* Begin SUPPLIED PASSAGE *

Hey, thanks so much!!! but btw, I actually did follow wayne gisslen's recipe completely haha. I was just pointing out the differences between the cookbook's recipe and yours! oh I actually don't have an oven thermometer oops... perhaps you misread my statement. I'm just a home baker so I don't have much professional baking equipment unfortunately. Should I just alter her recipe and beat the egg whites to stiff peaks? and also may I know why you use all purpose flour actually? I thought cake flour would have been better for such a delicate cake...


----------



## flipflopgirl (Jun 27, 2012)

Quote:


sarahconstw said:


> Hey, thanks so much!!! but btw, I actually did follow wayne gisslen's recipe completely haha. I was just pointing out the differences between the cookbook's recipe and yours! oh I actually don't have an oven thermometer oops... perhaps you misread my statement. I'm just a home baker so I don't have much professional baking equipment unfortunately. Should I just alter her recipe and beat the egg whites to stiff peaks? and also may I know why you use all purpose flour actually? I thought cake flour would have been better for such a delicate cake...


Can you tell me why you think changing this recipe would be beneficial?

What is your reasoning for beating the whites longer than directed and/or changing the form of flour recommended by the recipe author?

If you have no intention of applying the information why are you asking?

mimi


----------



## sarahconstw (Dec 27, 2015)

I didn't change this recipe, I just wasn't using it at all to begin with. And the only reason why I didn't was because I didn't have my phone with me at that time as I said above. I did vaguely rmb someone recommending wayne gisslen's recipe though so I used that one since I happened to have the book on hand. I generally don't change most recipes unless I'm confident of them. Also I was unsure about the flour cause most recipes cake flour. Is it so wrong to ask why his recipe uses plain flour?


----------



## fablesable (Oct 11, 2014)

* End SUPPLIED PASSAGE *
* Begin EXCERPTED DATA *

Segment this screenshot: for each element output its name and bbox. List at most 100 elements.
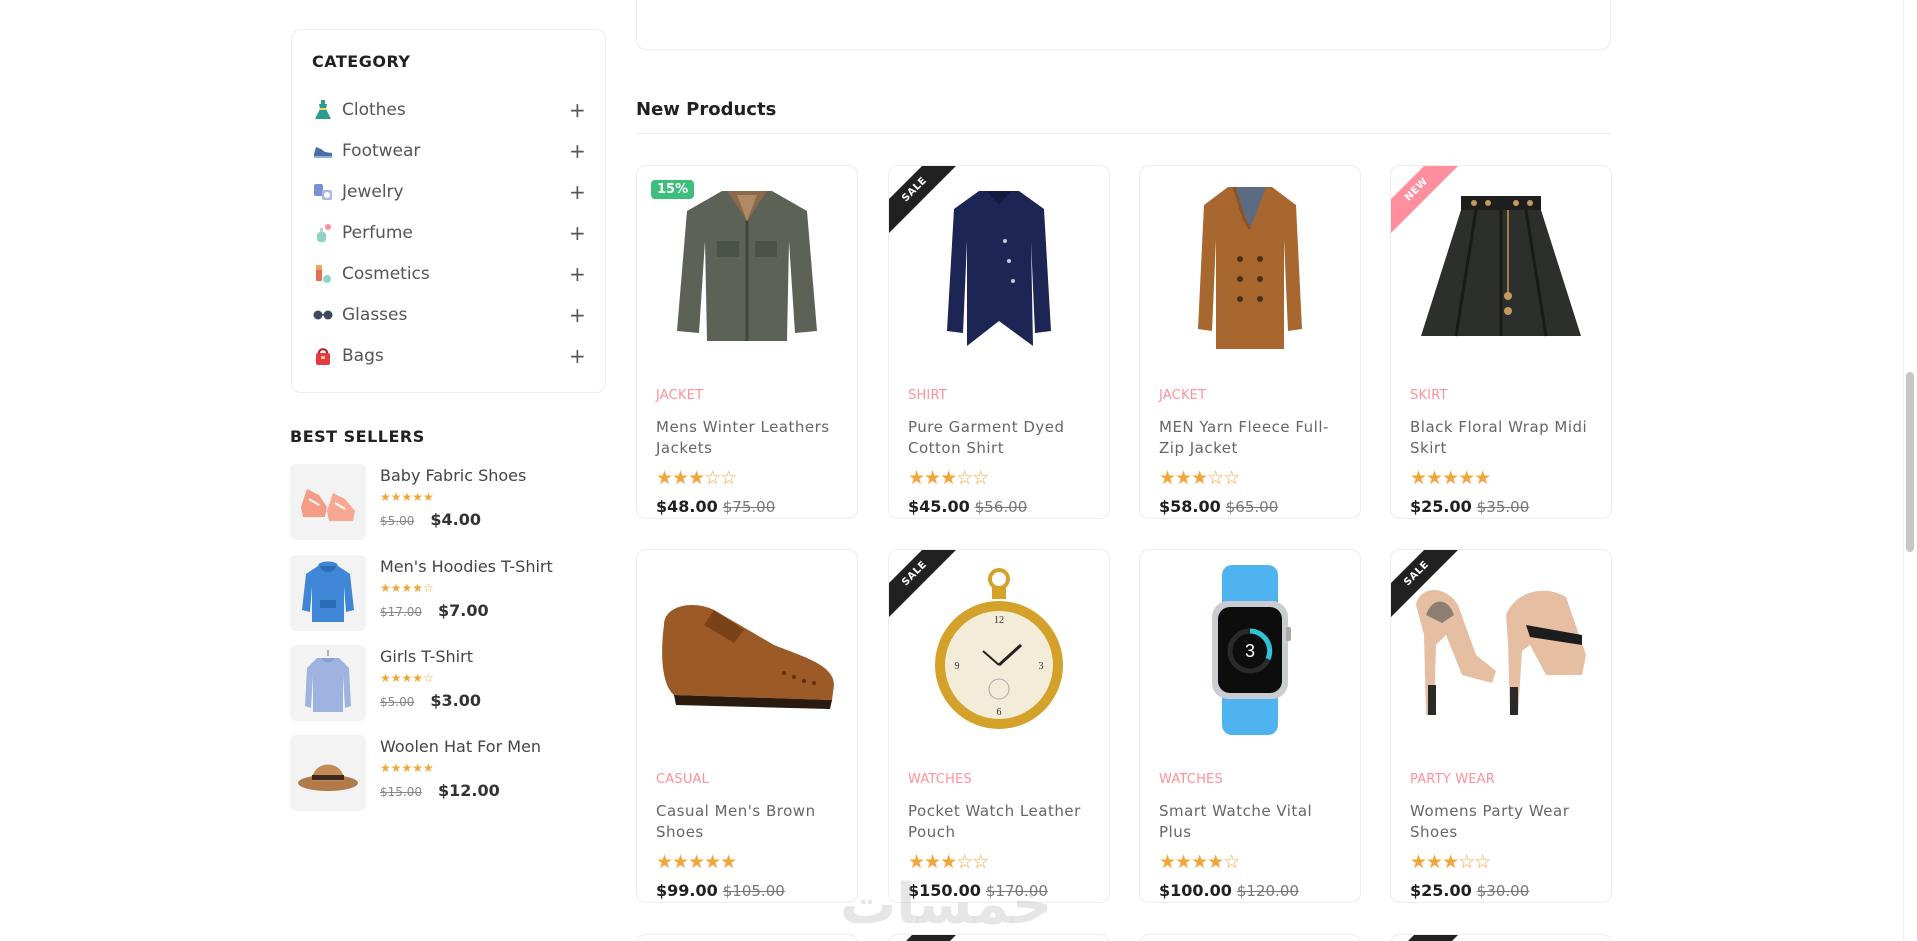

* End EXCERPTED DATA *
* Begin EXCERPTED DATA *

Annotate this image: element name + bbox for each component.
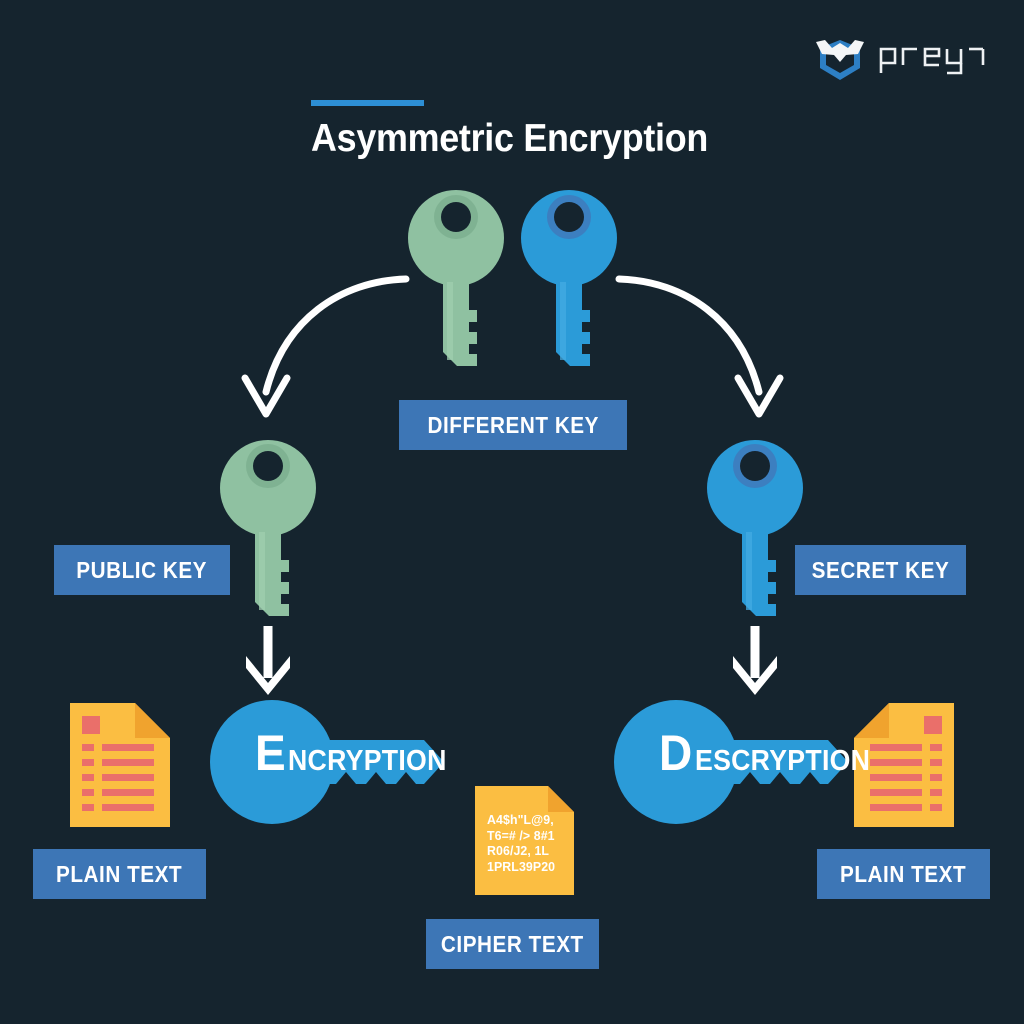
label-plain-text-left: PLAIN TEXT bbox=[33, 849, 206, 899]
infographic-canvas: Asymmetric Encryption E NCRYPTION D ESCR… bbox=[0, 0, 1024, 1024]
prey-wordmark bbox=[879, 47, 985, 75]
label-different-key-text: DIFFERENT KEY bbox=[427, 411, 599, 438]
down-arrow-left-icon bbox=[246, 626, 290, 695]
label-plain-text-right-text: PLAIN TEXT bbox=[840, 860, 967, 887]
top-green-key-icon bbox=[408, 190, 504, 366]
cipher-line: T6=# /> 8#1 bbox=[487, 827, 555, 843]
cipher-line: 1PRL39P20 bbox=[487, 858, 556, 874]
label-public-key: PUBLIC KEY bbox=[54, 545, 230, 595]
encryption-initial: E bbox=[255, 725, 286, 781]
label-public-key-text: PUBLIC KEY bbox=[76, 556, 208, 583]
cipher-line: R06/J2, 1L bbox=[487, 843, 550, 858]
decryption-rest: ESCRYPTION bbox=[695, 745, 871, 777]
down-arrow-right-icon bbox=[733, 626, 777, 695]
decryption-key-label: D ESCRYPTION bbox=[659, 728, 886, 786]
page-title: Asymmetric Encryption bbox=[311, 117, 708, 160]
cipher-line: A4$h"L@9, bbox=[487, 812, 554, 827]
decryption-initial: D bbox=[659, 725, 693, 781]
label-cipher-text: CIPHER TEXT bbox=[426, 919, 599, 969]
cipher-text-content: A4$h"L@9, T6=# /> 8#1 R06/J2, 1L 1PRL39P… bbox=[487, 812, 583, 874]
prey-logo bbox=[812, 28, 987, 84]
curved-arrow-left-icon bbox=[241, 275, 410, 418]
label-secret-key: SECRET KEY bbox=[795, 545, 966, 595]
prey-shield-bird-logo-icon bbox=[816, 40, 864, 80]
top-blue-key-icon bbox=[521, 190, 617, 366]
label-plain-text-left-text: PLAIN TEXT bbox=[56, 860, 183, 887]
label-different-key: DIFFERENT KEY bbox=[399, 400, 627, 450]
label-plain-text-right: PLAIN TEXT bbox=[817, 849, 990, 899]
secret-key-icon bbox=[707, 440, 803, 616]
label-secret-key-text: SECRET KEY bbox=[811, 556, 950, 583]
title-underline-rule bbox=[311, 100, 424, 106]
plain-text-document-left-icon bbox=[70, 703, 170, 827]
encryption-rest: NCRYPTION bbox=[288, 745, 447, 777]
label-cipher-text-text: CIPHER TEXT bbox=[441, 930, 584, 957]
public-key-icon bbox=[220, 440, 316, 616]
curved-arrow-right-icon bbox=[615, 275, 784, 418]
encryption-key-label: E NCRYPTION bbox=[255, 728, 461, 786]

* End EXCERPTED DATA *

◆ **THINGS TO DO**:
- 1) Summarize the baking forum thread above in two sentences.
- 2) Answer these questions about the baking forum thread above, one line each:
(a) What piece of equipment does sarahconstw say she does not have?
(b) Why did sarahconstw end up using Wayne Gisslen's recipe?
(c) What name is written at the end of flipflopgirl's reply?
- 3) List every username shown in a post header of the baking forum thread, each with the date printed beside it.

◆ **OUTPUTS FOR THE TASKS**:
- 1) sarahconstw says she followed Wayne Gisslen's recipe completely, has no oven thermometer as a home baker, and asks whether to beat the egg whites to stiff peaks and why all purpose flour is used instead of cake flour. flipflopgirl asks why changing the recipe would help and why ask at all, and sarahconstw replies that she did not change the recipe but used Gisslen's from a book she had on hand, and was unsure about the flour because most recipes use cake flour.

- 2)
(a) An oven thermometer.
(b) She vaguely remembered someone recommending it and happened to have the book on hand.
(c) mimi

- 3)
flipflopgirl (Jun 27, 2012)
sarahconstw (Dec 27, 2015)
fablesable (Oct 11, 2014)